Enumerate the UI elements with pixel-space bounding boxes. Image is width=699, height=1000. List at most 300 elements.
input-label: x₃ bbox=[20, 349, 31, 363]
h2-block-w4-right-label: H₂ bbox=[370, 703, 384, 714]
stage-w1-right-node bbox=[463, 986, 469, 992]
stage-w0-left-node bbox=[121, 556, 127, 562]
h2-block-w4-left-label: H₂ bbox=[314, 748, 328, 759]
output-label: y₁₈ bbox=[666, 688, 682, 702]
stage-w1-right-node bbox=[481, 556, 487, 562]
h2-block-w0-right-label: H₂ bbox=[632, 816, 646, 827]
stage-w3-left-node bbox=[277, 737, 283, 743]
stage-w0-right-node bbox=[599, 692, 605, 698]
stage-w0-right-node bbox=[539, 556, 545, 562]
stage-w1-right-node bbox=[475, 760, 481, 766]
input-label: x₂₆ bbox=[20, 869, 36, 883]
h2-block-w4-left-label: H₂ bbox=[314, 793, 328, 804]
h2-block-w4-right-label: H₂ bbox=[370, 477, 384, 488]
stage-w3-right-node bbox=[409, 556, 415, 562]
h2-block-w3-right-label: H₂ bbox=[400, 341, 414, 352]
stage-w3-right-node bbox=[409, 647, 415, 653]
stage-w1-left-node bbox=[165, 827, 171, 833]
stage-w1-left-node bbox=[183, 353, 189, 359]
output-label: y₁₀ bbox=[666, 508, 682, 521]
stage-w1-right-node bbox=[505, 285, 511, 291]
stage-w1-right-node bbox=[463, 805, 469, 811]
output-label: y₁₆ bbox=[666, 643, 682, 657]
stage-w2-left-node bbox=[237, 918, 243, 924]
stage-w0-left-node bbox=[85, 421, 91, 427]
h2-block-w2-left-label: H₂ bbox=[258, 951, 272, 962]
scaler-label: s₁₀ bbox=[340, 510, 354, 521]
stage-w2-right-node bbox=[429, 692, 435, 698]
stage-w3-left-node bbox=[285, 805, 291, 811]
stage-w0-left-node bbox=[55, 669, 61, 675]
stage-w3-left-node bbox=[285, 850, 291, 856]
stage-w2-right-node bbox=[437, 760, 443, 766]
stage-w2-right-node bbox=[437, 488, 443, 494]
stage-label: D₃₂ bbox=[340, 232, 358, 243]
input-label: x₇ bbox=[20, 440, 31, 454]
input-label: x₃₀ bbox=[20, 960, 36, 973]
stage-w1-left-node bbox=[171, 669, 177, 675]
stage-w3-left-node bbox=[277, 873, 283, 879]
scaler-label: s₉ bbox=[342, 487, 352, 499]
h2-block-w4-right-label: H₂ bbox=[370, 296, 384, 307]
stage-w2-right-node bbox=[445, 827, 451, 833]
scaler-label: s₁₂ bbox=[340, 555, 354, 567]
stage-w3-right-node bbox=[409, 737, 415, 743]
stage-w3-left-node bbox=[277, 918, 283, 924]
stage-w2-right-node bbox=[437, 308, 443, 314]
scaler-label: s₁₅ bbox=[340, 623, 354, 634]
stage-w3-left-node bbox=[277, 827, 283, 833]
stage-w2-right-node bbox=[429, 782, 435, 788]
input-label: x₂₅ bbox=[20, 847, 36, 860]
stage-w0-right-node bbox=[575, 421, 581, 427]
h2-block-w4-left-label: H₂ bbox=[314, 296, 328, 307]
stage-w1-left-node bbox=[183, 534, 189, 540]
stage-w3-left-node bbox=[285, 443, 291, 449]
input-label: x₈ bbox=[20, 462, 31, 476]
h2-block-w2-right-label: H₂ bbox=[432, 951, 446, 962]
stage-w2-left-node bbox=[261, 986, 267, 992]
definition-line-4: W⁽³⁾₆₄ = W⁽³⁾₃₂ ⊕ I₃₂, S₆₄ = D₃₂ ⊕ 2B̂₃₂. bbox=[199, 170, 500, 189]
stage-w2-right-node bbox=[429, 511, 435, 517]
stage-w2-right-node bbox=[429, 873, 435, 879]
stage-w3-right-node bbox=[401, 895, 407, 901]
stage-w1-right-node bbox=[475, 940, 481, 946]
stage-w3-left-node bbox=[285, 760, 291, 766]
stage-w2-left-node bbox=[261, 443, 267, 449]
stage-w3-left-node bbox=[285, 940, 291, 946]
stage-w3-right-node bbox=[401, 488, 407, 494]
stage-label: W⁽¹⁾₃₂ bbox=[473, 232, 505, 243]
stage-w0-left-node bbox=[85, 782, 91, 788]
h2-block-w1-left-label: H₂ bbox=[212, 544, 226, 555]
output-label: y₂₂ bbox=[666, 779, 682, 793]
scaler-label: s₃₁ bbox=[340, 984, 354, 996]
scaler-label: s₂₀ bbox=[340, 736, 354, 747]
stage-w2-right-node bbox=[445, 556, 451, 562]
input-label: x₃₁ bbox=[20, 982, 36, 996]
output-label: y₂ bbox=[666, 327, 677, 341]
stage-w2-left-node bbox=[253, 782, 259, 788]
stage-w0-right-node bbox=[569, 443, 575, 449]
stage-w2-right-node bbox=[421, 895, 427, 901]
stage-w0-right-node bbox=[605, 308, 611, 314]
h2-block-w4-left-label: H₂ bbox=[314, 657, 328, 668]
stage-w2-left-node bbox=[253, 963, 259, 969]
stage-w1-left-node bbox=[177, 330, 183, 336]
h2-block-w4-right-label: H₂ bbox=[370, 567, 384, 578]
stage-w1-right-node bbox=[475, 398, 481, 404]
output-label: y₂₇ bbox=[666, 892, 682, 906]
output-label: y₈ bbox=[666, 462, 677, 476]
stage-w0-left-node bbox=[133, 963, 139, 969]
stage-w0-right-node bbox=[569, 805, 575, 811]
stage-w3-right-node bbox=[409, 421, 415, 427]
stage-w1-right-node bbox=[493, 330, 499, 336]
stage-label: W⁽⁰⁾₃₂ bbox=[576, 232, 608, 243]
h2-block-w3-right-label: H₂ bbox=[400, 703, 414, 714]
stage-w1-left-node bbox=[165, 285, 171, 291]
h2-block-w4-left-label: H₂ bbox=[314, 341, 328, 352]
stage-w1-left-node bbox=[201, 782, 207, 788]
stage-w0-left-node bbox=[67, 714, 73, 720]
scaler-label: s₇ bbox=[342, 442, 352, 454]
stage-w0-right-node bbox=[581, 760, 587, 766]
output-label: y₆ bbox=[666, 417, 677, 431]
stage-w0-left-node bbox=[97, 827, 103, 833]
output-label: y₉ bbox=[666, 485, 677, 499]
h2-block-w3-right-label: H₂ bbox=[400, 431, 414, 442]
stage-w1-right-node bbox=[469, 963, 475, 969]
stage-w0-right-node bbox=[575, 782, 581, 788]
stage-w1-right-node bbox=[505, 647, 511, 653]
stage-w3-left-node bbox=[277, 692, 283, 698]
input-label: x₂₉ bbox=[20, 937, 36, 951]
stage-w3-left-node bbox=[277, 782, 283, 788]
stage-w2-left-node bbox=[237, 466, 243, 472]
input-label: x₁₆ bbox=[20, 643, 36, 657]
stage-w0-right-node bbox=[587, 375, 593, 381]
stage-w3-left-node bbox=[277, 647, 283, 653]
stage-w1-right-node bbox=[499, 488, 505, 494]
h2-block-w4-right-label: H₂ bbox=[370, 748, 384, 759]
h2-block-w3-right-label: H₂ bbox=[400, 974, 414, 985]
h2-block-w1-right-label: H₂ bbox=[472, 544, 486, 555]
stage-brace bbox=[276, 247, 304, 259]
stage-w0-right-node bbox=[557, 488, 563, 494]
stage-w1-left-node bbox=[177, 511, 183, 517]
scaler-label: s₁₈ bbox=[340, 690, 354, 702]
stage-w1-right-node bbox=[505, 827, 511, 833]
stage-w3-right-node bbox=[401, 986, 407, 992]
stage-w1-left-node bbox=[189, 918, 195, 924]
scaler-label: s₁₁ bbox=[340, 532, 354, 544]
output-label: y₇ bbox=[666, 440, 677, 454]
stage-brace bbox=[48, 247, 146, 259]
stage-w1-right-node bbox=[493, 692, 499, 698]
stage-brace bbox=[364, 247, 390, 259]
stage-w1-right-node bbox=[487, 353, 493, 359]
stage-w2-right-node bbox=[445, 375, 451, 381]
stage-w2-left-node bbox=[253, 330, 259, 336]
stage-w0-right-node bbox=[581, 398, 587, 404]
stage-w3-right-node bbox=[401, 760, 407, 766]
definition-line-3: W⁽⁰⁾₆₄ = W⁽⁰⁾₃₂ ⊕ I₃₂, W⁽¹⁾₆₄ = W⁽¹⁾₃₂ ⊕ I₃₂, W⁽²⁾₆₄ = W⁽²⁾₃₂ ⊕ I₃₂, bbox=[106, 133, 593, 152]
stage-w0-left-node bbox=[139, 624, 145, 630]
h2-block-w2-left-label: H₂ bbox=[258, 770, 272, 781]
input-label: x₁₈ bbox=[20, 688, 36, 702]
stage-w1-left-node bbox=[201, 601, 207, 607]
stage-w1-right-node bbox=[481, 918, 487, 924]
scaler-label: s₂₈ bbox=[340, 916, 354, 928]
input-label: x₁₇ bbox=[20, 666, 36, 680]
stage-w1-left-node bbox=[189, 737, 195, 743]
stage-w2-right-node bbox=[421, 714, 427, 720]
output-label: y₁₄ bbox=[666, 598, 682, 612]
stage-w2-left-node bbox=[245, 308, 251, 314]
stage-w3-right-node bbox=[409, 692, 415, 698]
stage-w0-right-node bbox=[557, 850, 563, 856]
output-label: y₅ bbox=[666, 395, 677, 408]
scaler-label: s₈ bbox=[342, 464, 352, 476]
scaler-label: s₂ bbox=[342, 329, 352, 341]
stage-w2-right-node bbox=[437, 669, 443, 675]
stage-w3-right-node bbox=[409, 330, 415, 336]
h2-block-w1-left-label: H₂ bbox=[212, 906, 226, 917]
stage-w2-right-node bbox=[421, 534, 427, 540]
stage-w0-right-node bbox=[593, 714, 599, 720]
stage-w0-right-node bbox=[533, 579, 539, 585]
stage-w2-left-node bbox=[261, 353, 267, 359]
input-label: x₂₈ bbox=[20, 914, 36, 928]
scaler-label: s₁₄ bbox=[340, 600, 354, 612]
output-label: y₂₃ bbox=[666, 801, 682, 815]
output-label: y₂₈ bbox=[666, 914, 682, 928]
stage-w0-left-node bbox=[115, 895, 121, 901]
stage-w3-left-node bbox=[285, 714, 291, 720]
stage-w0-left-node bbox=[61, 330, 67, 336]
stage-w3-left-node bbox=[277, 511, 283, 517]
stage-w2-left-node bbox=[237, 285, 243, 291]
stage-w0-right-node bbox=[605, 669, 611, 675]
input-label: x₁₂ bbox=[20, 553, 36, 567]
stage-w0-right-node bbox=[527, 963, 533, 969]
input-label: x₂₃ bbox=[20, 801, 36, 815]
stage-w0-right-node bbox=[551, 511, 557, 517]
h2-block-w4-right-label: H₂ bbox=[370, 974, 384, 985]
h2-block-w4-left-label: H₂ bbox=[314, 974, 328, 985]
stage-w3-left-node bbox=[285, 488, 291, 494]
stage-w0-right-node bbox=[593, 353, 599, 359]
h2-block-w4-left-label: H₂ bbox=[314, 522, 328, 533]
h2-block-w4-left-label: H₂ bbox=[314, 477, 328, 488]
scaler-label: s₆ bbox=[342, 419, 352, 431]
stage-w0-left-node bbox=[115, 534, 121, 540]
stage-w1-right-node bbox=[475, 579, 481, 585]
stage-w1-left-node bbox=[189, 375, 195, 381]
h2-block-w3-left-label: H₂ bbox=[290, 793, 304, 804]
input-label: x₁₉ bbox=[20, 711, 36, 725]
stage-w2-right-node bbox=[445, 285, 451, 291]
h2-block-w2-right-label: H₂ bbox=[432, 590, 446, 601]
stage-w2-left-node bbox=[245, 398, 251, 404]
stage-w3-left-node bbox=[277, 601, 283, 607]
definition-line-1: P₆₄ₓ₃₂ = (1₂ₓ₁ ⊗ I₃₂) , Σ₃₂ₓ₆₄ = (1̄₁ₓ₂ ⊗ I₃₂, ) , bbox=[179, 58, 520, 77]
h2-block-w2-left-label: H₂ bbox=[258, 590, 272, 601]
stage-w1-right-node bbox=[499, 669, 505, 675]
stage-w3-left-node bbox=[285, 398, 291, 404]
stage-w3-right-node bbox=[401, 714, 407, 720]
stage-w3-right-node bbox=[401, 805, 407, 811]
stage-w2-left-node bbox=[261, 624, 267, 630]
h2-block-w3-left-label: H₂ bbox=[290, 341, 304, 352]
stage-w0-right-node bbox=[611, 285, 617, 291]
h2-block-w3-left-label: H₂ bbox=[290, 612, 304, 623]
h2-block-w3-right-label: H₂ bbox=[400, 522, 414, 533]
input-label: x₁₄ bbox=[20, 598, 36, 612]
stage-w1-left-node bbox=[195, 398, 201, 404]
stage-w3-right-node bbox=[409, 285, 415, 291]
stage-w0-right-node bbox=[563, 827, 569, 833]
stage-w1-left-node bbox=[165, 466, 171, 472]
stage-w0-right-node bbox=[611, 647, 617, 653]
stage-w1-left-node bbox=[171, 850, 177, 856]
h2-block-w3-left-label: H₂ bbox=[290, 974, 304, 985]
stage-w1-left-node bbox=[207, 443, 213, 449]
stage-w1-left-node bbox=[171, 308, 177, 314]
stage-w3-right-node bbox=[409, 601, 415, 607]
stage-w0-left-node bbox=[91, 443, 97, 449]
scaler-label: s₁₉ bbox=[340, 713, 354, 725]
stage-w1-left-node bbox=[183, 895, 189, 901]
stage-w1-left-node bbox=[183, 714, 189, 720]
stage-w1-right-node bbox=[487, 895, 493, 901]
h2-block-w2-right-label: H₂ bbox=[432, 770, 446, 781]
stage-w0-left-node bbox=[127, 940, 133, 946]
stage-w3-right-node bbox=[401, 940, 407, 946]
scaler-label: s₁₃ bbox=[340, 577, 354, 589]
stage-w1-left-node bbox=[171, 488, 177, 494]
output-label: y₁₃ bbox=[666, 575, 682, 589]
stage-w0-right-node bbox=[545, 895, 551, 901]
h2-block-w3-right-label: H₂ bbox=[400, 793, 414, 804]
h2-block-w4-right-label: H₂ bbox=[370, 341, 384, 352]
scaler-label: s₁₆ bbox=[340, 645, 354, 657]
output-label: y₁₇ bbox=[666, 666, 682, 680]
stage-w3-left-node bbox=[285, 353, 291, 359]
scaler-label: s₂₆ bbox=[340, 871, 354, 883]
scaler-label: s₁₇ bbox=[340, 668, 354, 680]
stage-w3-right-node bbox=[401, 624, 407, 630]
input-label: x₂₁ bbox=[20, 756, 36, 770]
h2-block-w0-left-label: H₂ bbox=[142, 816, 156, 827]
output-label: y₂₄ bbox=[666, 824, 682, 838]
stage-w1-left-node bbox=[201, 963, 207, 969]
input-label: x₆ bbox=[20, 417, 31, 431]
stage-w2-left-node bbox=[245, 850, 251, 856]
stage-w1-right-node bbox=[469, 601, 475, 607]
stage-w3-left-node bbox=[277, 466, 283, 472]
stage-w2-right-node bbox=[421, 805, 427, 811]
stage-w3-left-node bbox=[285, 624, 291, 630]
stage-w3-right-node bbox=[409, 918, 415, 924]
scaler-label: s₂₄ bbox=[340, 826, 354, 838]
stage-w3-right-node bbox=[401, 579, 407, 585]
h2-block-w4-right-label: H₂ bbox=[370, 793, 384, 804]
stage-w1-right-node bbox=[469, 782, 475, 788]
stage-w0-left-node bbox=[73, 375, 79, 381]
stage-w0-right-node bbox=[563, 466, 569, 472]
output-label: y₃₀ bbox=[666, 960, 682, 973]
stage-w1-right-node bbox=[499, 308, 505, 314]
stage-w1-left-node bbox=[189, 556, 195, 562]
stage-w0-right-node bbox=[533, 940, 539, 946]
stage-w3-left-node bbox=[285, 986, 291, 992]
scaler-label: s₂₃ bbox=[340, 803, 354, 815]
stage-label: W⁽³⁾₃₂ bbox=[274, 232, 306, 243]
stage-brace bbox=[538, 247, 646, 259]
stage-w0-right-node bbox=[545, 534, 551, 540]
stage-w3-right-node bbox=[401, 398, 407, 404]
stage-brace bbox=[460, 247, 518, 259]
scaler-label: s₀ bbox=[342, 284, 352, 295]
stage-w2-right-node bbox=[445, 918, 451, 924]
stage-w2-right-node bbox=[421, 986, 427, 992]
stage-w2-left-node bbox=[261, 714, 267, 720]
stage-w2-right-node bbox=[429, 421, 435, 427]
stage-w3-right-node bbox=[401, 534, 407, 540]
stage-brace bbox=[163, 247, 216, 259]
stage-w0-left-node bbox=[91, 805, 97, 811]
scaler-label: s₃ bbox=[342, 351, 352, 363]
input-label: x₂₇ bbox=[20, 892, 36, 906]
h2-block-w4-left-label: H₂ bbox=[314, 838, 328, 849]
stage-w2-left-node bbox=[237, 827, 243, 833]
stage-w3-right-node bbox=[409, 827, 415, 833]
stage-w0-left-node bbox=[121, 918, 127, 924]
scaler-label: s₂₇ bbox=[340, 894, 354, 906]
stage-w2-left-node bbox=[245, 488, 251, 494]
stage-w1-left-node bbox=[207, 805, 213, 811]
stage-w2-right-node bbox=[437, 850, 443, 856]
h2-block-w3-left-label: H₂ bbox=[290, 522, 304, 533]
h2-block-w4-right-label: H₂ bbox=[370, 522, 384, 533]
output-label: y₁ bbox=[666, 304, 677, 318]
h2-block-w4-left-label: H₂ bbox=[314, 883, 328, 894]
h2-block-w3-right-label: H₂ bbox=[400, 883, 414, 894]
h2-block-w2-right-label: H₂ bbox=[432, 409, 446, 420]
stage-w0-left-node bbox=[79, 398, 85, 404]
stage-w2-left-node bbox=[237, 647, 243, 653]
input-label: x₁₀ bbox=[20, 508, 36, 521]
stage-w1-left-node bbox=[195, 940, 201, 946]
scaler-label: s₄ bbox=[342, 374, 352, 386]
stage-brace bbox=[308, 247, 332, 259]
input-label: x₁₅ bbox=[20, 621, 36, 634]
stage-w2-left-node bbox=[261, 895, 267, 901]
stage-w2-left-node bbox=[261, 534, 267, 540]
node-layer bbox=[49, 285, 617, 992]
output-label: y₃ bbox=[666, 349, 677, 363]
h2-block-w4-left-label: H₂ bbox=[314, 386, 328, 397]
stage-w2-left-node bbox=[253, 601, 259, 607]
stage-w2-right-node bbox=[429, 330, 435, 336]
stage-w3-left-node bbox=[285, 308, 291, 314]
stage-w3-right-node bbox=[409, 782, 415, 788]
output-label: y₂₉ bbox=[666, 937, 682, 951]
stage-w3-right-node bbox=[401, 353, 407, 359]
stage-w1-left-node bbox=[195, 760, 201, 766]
=-=-=
--- Given request ---
Present the material as a numbered list, starting at the beginning and ending at the line containing "stage-w0-left-node bbox=[85, 421, 91, 427]", leaving out any blank lines.

--- Exercise response ---
1. Enumerate the UI elements with pixel-space bounding boxes. Image is width=699, height=1000. List at most 300 elements.
2. input-label: x₃ bbox=[20, 349, 31, 363]
3. h2-block-w4-right-label: H₂ bbox=[370, 703, 384, 714]
4. stage-w1-right-node bbox=[463, 986, 469, 992]
5. stage-w0-left-node bbox=[121, 556, 127, 562]
6. h2-block-w4-left-label: H₂ bbox=[314, 748, 328, 759]
7. output-label: y₁₈ bbox=[666, 688, 682, 702]
8. stage-w1-right-node bbox=[481, 556, 487, 562]
9. h2-block-w0-right-label: H₂ bbox=[632, 816, 646, 827]
10. stage-w3-left-node bbox=[277, 737, 283, 743]
11. stage-w0-right-node bbox=[599, 692, 605, 698]
12. stage-w0-right-node bbox=[539, 556, 545, 562]
13. stage-w1-right-node bbox=[475, 760, 481, 766]
14. input-label: x₂₆ bbox=[20, 869, 36, 883]
15. h2-block-w4-left-label: H₂ bbox=[314, 793, 328, 804]
16. h2-block-w4-right-label: H₂ bbox=[370, 477, 384, 488]
17. stage-w3-right-node bbox=[409, 556, 415, 562]
18. h2-block-w3-right-label: H₂ bbox=[400, 341, 414, 352]
19. stage-w3-right-node bbox=[409, 647, 415, 653]
20. stage-w1-left-node bbox=[165, 827, 171, 833]
21. stage-w1-left-node bbox=[183, 353, 189, 359]
22. output-label: y₁₀ bbox=[666, 508, 682, 521]
23. stage-w1-right-node bbox=[505, 285, 511, 291]
24. stage-w1-right-node bbox=[463, 805, 469, 811]
25. output-label: y₁₆ bbox=[666, 643, 682, 657]
26. stage-w2-left-node bbox=[237, 918, 243, 924]
27. stage-w0-left-node bbox=[85, 421, 91, 427]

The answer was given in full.